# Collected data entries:
= = =
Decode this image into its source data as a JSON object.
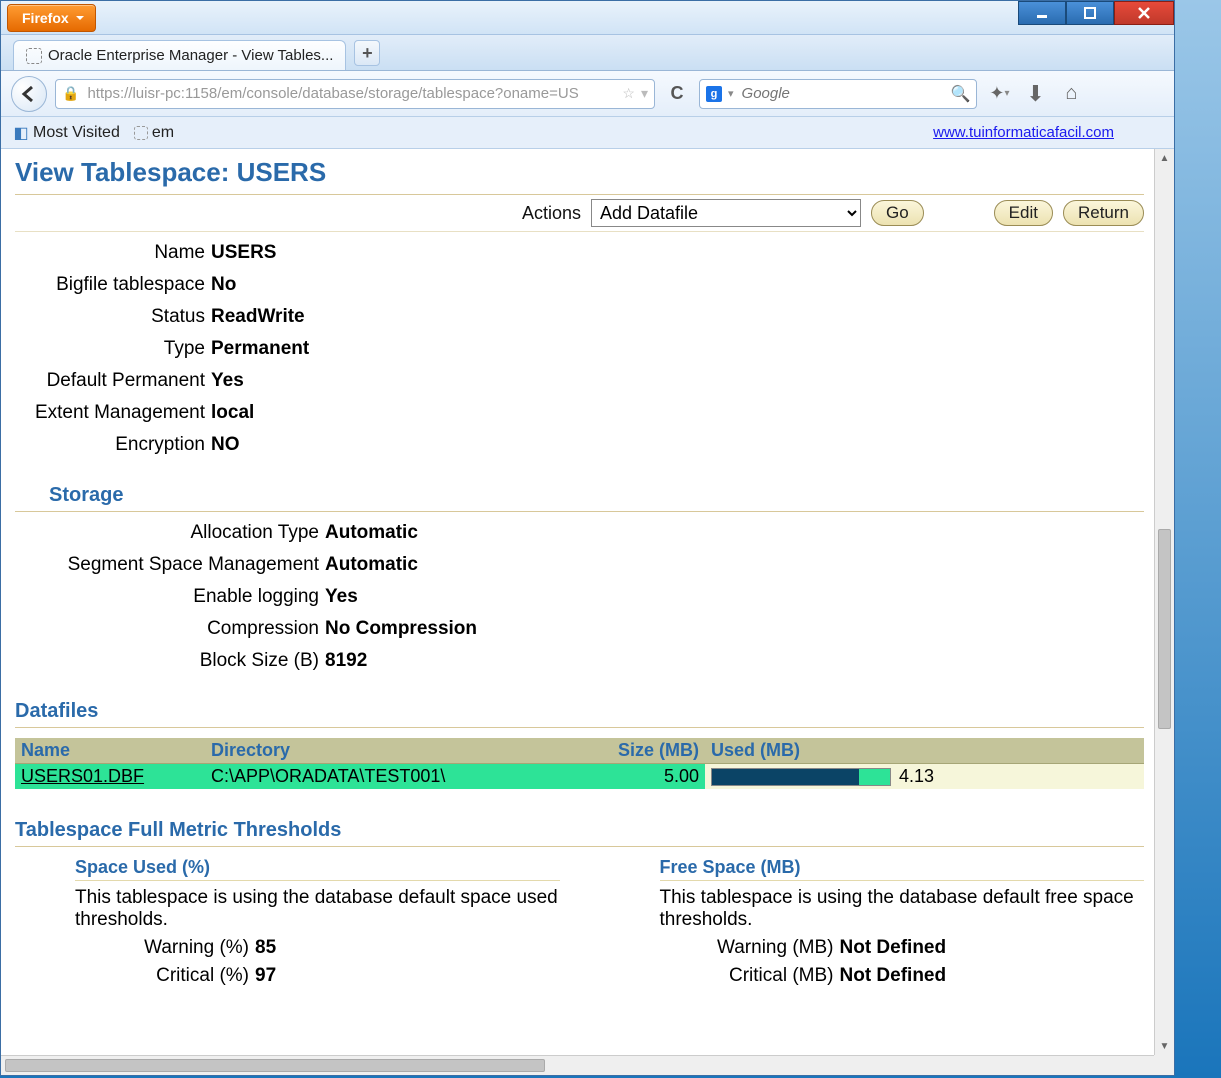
{
  "browser": {
    "menu_button": "Firefox",
    "tab_title": "Oracle Enterprise Manager - View Tables...",
    "url_display": "https://luisr-pc:1158/em/console/database/storage/tablespace?oname=US",
    "search_placeholder": "Google",
    "bookmarks": {
      "most_visited": "Most Visited",
      "em": "em"
    },
    "promo_link": "www.tuinformaticafacil.com"
  },
  "page": {
    "title": "View Tablespace: USERS",
    "actions_label": "Actions",
    "actions_selected": "Add Datafile",
    "btn_go": "Go",
    "btn_edit": "Edit",
    "btn_return": "Return",
    "general": {
      "name_label": "Name",
      "name_value": "USERS",
      "bigfile_label": "Bigfile tablespace",
      "bigfile_value": "No",
      "status_label": "Status",
      "status_value": "ReadWrite",
      "type_label": "Type",
      "type_value": "Permanent",
      "defperm_label": "Default Permanent",
      "defperm_value": "Yes",
      "extent_label": "Extent Management",
      "extent_value": "local",
      "enc_label": "Encryption",
      "enc_value": "NO"
    },
    "storage": {
      "heading": "Storage",
      "alloc_label": "Allocation Type",
      "alloc_value": "Automatic",
      "segspace_label": "Segment Space Management",
      "segspace_value": "Automatic",
      "logging_label": "Enable logging",
      "logging_value": "Yes",
      "comp_label": "Compression",
      "comp_value": "No Compression",
      "block_label": "Block Size (B)",
      "block_value": "8192"
    },
    "datafiles": {
      "heading": "Datafiles",
      "col_name": "Name",
      "col_dir": "Directory",
      "col_size": "Size (MB)",
      "col_used": "Used (MB)",
      "rows": [
        {
          "name": "USERS01.DBF",
          "dir": "C:\\APP\\ORADATA\\TEST001\\",
          "size": "5.00",
          "used": "4.13",
          "used_pct": 82.6
        }
      ]
    },
    "thresholds": {
      "heading": "Tablespace Full Metric Thresholds",
      "space_used": {
        "title": "Space Used (%)",
        "desc": "This tablespace is using the database default space used thresholds.",
        "warn_label": "Warning (%)",
        "warn_value": "85",
        "crit_label": "Critical (%)",
        "crit_value": "97"
      },
      "free_space": {
        "title": "Free Space (MB)",
        "desc": "This tablespace is using the database default free space thresholds.",
        "warn_label": "Warning (MB)",
        "warn_value": "Not Defined",
        "crit_label": "Critical (MB)",
        "crit_value": "Not Defined"
      }
    }
  }
}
= = =
# Task requirements:
Copy out all of the material exactly as written, without its pictures.

# Solution to the exercise:
Decode this image into its source data as a JSON object.
{
  "browser": {
    "menu_button": "Firefox",
    "tab_title": "Oracle Enterprise Manager - View Tables...",
    "url_display": "https://luisr-pc:1158/em/console/database/storage/tablespace?oname=US",
    "search_placeholder": "Google",
    "bookmarks": {
      "most_visited": "Most Visited",
      "em": "em"
    },
    "promo_link": "www.tuinformaticafacil.com"
  },
  "page": {
    "title": "View Tablespace: USERS",
    "actions_label": "Actions",
    "actions_selected": "Add Datafile",
    "btn_go": "Go",
    "btn_edit": "Edit",
    "btn_return": "Return",
    "general": {
      "name_label": "Name",
      "name_value": "USERS",
      "bigfile_label": "Bigfile tablespace",
      "bigfile_value": "No",
      "status_label": "Status",
      "status_value": "ReadWrite",
      "type_label": "Type",
      "type_value": "Permanent",
      "defperm_label": "Default Permanent",
      "defperm_value": "Yes",
      "extent_label": "Extent Management",
      "extent_value": "local",
      "enc_label": "Encryption",
      "enc_value": "NO"
    },
    "storage": {
      "heading": "Storage",
      "alloc_label": "Allocation Type",
      "alloc_value": "Automatic",
      "segspace_label": "Segment Space Management",
      "segspace_value": "Automatic",
      "logging_label": "Enable logging",
      "logging_value": "Yes",
      "comp_label": "Compression",
      "comp_value": "No Compression",
      "block_label": "Block Size (B)",
      "block_value": "8192"
    },
    "datafiles": {
      "heading": "Datafiles",
      "col_name": "Name",
      "col_dir": "Directory",
      "col_size": "Size (MB)",
      "col_used": "Used (MB)",
      "rows": [
        {
          "name": "USERS01.DBF",
          "dir": "C:\\APP\\ORADATA\\TEST001\\",
          "size": "5.00",
          "used": "4.13",
          "used_pct": 82.6
        }
      ]
    },
    "thresholds": {
      "heading": "Tablespace Full Metric Thresholds",
      "space_used": {
        "title": "Space Used (%)",
        "desc": "This tablespace is using the database default space used thresholds.",
        "warn_label": "Warning (%)",
        "warn_value": "85",
        "crit_label": "Critical (%)",
        "crit_value": "97"
      },
      "free_space": {
        "title": "Free Space (MB)",
        "desc": "This tablespace is using the database default free space thresholds.",
        "warn_label": "Warning (MB)",
        "warn_value": "Not Defined",
        "crit_label": "Critical (MB)",
        "crit_value": "Not Defined"
      }
    }
  }
}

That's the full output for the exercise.